Instructions for the task:
Only the number is wanted: how many lines contain the string "Cash"?

::: Raw records :::

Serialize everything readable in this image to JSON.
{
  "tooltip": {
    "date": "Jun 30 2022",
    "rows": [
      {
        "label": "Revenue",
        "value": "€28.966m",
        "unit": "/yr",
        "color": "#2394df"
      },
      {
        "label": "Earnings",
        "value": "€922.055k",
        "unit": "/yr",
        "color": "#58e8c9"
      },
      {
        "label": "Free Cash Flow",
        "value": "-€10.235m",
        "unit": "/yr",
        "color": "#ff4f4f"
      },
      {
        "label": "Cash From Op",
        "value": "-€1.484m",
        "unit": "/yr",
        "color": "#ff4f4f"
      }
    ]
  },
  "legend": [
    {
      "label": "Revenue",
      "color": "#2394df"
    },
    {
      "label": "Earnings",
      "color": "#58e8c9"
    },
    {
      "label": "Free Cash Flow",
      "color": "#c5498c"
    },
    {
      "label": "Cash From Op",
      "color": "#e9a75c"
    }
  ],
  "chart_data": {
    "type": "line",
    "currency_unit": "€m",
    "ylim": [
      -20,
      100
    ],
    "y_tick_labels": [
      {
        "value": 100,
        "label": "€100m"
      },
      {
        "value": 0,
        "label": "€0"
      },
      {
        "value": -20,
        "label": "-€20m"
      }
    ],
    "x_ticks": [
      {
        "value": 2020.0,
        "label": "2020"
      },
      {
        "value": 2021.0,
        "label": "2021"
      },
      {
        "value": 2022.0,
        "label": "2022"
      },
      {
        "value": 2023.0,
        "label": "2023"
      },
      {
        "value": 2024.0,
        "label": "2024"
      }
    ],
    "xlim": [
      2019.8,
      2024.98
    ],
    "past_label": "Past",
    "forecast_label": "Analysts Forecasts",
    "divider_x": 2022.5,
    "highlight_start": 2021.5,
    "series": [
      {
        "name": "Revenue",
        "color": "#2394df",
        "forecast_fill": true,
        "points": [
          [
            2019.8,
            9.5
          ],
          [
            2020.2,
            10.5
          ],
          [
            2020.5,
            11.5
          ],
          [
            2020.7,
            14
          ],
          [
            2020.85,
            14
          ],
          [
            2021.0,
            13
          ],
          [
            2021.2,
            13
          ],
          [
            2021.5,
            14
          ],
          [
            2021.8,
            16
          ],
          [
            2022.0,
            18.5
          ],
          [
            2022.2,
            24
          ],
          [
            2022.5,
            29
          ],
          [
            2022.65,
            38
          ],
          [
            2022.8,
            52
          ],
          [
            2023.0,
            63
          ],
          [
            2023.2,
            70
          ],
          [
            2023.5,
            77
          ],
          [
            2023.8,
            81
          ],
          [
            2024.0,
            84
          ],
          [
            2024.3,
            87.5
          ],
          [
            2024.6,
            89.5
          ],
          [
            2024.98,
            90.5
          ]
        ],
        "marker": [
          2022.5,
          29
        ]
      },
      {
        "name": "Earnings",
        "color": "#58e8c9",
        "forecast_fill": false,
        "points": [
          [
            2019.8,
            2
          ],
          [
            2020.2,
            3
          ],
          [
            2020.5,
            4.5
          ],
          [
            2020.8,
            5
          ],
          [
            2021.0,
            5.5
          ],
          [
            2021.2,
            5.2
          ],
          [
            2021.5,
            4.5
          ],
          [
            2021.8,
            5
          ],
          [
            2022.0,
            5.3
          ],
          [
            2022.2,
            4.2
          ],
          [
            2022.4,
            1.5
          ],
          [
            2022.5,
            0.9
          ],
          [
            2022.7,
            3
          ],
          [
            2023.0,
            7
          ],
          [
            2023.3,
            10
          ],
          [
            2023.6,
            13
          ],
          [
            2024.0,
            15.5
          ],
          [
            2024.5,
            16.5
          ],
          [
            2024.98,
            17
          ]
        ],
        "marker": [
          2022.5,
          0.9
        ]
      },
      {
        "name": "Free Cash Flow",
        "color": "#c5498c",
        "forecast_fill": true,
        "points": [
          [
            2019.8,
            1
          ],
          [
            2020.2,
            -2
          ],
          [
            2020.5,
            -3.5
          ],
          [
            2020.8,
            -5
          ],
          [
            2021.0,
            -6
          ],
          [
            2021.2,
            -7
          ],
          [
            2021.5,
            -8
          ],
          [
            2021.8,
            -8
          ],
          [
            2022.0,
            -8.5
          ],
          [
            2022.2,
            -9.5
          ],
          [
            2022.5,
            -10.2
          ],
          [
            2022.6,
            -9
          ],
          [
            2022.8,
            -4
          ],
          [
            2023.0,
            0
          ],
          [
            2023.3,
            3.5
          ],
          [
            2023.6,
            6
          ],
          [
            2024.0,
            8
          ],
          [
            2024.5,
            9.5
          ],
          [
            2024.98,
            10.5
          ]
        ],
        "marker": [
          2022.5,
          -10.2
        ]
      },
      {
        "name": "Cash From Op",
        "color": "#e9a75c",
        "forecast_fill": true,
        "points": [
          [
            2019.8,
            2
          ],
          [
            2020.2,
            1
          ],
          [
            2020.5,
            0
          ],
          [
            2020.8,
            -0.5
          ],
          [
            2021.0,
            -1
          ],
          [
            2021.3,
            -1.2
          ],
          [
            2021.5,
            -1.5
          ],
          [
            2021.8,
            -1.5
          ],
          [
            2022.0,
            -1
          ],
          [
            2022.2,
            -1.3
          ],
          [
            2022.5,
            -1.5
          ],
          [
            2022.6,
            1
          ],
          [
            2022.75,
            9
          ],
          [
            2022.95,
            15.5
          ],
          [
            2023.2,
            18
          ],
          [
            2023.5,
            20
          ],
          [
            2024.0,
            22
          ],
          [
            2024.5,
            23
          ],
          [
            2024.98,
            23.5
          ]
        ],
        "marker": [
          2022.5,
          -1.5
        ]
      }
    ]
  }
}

:::

Solution to the problem:
6